-- begin Task inputs --
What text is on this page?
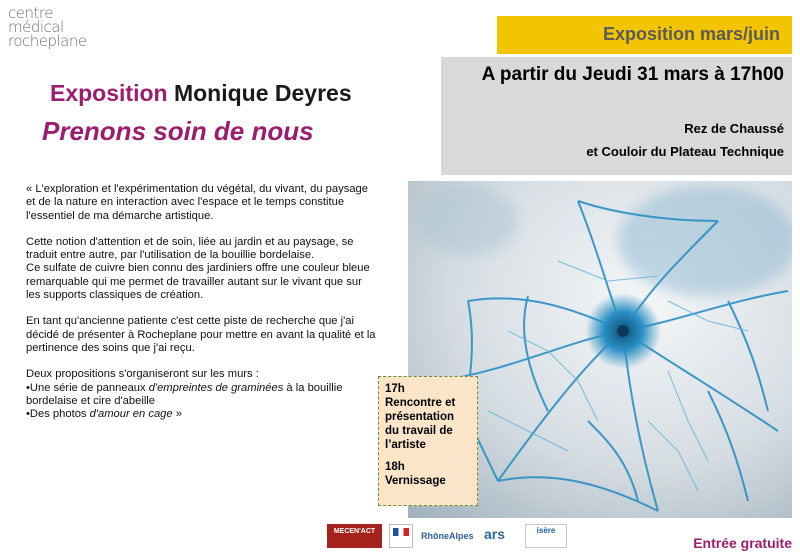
centre
médical
rocheplane
Exposition Monique Deyres
Prenons soin de nous
Exposition mars/juin
A partir du Jeudi 31 mars à 17h00
Rez de Chaussé
et Couloir du Plateau Technique

« L'exploration et l'expérimentation du végétal, du vivant, du paysage et de la nature en interaction avec l'espace et le temps constitue l'essentiel de ma démarche artistique.

Cette notion d'attention et de soin, liée au jardin et au paysage, se traduit entre autre, par l'utilisation de la bouillie bordelaise.

Ce sulfate de cuivre bien connu des jardiniers offre une couleur bleue remarquable qui me permet de travailler autant sur le vivant que sur les supports classiques de création.

En tant qu'ancienne patiente c'est cette piste de recherche que j'ai décidé de présenter à Rocheplane pour mettre en avant la qualité et la pertinence des soins que j'ai reçu.

Deux propositions s'organiseront sur les murs :

• Une série de panneaux d'empreintes de graminées à la bouillie bordelaise et cire d'abeille
• Des photos d'amour en cage »
17h
Rencontre et présentation du travail de l’artiste
18h
Vernissage
MECEN'ACT	RhôneAlpes ars	isère
Entrée gratuite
-- end Task inputs --
#### Written request
The entries above should be reproduced exactly, without their pictures.

#### Completed exercise
What text is on this page?
centre
médical
rocheplane
Exposition Monique Deyres
Prenons soin de nous
Exposition mars/juin
A partir du Jeudi 31 mars à 17h00
Rez de Chaussé
et Couloir du Plateau Technique

« L'exploration et l'expérimentation du végétal, du vivant, du paysage et de la nature en interaction avec l'espace et le temps constitue l'essentiel de ma démarche artistique.

Cette notion d'attention et de soin, liée au jardin et au paysage, se traduit entre autre, par l'utilisation de la bouillie bordelaise.

Ce sulfate de cuivre bien connu des jardiniers offre une couleur bleue remarquable qui me permet de travailler autant sur le vivant que sur les supports classiques de création.

En tant qu'ancienne patiente c'est cette piste de recherche que j'ai décidé de présenter à Rocheplane pour mettre en avant la qualité et la pertinence des soins que j'ai reçu.

Deux propositions s'organiseront sur les murs :

• Une série de panneaux d'empreintes de graminées à la bouillie bordelaise et cire d'abeille
• Des photos d'amour en cage »
17h
Rencontre et présentation du travail de l’artiste
18h
Vernissage
MECEN'ACT	RhôneAlpes ars	isère
Entrée gratuite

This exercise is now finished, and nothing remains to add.